# [Aim]
List each line holding the string "garage".

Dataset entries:
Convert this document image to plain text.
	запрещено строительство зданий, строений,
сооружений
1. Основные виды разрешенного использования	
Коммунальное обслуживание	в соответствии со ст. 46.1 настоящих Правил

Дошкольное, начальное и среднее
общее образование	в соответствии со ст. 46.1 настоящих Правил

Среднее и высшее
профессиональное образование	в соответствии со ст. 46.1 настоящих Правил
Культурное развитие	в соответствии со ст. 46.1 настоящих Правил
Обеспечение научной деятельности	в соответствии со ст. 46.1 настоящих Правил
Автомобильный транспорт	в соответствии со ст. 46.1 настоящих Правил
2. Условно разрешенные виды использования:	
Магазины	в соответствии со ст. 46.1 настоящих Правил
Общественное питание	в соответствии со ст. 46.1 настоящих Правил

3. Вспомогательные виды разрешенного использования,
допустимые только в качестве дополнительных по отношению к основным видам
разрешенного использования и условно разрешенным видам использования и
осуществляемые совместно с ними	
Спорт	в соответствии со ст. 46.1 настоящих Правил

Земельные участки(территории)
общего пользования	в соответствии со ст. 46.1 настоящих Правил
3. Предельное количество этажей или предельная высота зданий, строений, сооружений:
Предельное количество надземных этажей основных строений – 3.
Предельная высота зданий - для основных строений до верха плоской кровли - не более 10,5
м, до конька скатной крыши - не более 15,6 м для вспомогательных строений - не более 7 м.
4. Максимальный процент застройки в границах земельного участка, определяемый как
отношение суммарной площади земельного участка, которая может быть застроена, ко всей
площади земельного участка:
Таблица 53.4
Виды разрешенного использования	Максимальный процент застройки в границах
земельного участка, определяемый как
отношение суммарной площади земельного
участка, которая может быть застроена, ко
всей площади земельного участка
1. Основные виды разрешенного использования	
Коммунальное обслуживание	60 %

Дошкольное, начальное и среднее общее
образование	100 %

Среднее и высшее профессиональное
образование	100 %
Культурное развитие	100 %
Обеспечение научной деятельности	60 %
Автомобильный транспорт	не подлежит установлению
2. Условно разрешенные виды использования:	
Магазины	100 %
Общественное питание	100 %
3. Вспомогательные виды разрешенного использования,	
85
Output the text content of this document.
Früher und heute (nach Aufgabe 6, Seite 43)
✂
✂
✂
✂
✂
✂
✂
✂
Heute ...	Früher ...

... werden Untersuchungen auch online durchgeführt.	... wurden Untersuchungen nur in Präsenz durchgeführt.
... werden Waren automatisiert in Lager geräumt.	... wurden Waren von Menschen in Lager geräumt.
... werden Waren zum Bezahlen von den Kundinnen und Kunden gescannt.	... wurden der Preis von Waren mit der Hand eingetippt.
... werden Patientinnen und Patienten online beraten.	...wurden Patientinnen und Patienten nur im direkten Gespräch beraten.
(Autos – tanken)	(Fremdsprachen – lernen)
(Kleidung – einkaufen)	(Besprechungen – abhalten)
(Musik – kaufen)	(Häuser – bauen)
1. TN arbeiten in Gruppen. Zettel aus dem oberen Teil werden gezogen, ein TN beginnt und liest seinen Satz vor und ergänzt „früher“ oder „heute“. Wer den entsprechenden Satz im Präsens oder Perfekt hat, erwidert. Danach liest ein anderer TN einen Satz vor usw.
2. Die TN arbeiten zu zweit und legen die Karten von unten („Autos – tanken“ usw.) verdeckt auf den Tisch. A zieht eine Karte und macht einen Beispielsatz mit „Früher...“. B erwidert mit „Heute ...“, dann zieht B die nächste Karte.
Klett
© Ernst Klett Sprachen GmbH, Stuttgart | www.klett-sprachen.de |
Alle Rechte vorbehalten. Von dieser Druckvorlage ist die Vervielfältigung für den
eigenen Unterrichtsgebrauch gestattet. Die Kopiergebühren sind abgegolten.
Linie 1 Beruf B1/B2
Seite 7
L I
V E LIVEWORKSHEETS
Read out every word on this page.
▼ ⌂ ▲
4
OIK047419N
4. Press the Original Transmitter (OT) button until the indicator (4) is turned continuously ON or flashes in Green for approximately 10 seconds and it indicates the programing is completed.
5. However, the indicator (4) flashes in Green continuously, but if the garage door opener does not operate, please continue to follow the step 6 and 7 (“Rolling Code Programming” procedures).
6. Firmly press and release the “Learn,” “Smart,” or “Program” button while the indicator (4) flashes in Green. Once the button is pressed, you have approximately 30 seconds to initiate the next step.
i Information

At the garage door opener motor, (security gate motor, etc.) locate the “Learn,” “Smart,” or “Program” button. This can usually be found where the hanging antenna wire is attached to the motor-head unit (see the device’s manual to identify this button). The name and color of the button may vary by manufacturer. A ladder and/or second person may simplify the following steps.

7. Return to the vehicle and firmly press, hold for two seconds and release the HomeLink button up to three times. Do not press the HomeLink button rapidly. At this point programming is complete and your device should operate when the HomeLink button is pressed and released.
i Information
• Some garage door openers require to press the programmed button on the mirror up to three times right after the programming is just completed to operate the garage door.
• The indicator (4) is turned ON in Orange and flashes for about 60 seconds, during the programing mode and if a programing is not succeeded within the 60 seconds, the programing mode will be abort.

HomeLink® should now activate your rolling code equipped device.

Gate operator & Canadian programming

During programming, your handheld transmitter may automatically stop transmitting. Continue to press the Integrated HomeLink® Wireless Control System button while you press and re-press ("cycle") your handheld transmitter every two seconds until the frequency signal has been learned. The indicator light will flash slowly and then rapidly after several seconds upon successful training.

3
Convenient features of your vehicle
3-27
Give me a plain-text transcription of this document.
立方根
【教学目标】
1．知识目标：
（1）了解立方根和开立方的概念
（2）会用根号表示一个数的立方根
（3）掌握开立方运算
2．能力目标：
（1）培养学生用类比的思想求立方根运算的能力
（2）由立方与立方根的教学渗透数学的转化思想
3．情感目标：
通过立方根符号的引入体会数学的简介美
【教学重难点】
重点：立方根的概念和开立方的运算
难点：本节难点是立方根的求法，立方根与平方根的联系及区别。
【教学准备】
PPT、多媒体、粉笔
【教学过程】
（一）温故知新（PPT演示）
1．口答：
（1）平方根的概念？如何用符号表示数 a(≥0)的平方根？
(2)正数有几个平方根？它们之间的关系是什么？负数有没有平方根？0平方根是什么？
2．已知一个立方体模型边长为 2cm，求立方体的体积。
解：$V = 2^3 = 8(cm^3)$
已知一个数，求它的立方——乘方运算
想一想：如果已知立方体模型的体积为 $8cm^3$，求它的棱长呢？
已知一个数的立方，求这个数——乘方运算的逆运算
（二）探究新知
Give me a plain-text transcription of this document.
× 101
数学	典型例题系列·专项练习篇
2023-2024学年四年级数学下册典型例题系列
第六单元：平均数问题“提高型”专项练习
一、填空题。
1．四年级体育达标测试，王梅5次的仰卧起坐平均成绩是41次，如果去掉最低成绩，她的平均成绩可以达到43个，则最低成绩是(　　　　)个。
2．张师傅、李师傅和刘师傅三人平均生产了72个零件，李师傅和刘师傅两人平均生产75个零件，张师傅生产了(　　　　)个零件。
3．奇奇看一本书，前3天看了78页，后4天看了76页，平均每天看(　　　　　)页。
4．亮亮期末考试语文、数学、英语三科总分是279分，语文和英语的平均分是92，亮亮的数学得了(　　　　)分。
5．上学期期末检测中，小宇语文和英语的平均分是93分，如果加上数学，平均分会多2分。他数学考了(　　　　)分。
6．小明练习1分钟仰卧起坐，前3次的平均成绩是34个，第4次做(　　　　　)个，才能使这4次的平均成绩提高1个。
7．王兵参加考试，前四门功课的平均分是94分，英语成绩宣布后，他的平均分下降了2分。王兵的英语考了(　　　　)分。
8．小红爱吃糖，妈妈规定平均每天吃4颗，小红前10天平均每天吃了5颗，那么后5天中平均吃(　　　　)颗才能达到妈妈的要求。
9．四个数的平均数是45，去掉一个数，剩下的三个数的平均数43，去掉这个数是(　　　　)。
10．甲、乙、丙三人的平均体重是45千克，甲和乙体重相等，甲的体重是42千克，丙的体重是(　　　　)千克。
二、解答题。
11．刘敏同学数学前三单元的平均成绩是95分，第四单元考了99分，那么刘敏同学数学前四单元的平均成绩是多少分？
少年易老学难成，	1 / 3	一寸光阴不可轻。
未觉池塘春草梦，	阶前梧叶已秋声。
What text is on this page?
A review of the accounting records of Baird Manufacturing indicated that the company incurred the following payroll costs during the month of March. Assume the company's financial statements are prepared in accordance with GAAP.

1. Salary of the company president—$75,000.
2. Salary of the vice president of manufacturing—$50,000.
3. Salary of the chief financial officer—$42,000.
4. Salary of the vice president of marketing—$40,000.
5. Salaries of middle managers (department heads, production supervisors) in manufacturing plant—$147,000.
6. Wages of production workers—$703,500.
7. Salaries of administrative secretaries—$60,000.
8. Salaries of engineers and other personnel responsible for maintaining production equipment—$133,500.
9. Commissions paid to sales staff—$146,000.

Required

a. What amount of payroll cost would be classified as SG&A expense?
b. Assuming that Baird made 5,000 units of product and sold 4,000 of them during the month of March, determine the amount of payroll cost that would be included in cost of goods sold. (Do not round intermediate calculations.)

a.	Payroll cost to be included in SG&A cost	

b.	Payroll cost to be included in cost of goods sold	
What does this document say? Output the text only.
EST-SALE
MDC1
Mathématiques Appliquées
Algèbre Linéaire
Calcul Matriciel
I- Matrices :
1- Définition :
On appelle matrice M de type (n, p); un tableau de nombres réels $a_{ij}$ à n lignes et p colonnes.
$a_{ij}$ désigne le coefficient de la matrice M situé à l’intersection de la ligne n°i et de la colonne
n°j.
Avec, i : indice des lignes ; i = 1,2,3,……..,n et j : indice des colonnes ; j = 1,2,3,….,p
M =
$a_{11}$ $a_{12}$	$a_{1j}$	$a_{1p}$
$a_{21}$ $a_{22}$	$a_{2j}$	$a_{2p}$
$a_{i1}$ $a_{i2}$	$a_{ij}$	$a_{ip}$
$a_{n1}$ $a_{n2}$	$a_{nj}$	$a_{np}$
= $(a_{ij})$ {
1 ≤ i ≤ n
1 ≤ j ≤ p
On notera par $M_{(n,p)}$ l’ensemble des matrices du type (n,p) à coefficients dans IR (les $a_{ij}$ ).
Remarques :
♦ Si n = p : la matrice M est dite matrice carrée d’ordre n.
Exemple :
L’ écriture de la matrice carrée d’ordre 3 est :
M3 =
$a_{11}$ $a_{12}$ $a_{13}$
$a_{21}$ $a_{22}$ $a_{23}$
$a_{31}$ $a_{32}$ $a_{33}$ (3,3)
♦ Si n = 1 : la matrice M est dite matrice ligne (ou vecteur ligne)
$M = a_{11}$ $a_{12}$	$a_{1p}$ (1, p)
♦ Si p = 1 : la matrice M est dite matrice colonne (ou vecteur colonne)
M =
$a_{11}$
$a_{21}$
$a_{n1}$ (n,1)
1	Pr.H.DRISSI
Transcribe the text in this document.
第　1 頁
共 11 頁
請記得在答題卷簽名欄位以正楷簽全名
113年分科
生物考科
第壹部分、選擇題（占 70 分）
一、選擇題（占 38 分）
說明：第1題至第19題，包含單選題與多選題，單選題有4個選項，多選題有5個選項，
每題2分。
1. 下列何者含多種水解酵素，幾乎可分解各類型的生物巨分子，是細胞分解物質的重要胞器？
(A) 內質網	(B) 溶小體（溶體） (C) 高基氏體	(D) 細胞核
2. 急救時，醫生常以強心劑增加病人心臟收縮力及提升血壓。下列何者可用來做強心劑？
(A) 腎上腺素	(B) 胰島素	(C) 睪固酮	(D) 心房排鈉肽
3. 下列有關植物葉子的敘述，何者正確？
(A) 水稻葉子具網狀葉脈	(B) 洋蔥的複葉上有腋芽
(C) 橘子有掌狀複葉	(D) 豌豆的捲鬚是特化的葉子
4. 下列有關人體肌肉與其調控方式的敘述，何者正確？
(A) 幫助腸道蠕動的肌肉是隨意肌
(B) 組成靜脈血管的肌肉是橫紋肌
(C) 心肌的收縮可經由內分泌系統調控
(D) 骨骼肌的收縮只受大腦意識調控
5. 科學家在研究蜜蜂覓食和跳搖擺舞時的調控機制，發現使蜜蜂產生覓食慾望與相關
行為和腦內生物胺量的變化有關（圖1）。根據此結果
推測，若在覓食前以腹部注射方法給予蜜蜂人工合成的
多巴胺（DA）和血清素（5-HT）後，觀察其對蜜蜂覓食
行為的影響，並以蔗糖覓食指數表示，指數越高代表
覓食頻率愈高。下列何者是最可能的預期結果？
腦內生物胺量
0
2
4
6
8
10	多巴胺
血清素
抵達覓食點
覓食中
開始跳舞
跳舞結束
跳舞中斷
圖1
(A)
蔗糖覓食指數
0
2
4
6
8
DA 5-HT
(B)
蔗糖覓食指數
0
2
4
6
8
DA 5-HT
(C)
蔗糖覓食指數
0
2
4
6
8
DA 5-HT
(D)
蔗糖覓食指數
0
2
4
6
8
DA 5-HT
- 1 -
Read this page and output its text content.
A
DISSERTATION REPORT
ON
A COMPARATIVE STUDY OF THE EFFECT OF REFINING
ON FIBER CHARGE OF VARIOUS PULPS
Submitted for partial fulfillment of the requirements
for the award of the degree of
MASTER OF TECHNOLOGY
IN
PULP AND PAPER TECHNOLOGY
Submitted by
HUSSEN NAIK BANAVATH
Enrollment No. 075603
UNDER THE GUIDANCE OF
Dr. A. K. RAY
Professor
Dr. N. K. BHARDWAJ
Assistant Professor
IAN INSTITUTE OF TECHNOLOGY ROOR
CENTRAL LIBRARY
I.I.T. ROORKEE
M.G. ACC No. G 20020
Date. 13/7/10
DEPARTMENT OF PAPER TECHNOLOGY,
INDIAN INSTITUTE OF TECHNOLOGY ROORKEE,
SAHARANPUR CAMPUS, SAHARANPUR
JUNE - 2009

# [Answer]
5. However, the indicator (4) flashes in Green continuously, but if the garage door opener does not operate, please continue to follow the step 6 and 7 (“Rolling Code Programming” procedures).
At the garage door opener motor, (security gate motor, etc.) locate the “Learn,” “Smart,” or “Program” button. This can usually be found where the hanging antenna wire is attached to the motor-head unit (see the device’s manual to identify this button). The name and color of the button may vary by manufacturer. A ladder and/or second person may simplify the following steps.
• Some garage door openers require to press the programmed button on the mirror up to three times right after the programming is just completed to operate the garage door.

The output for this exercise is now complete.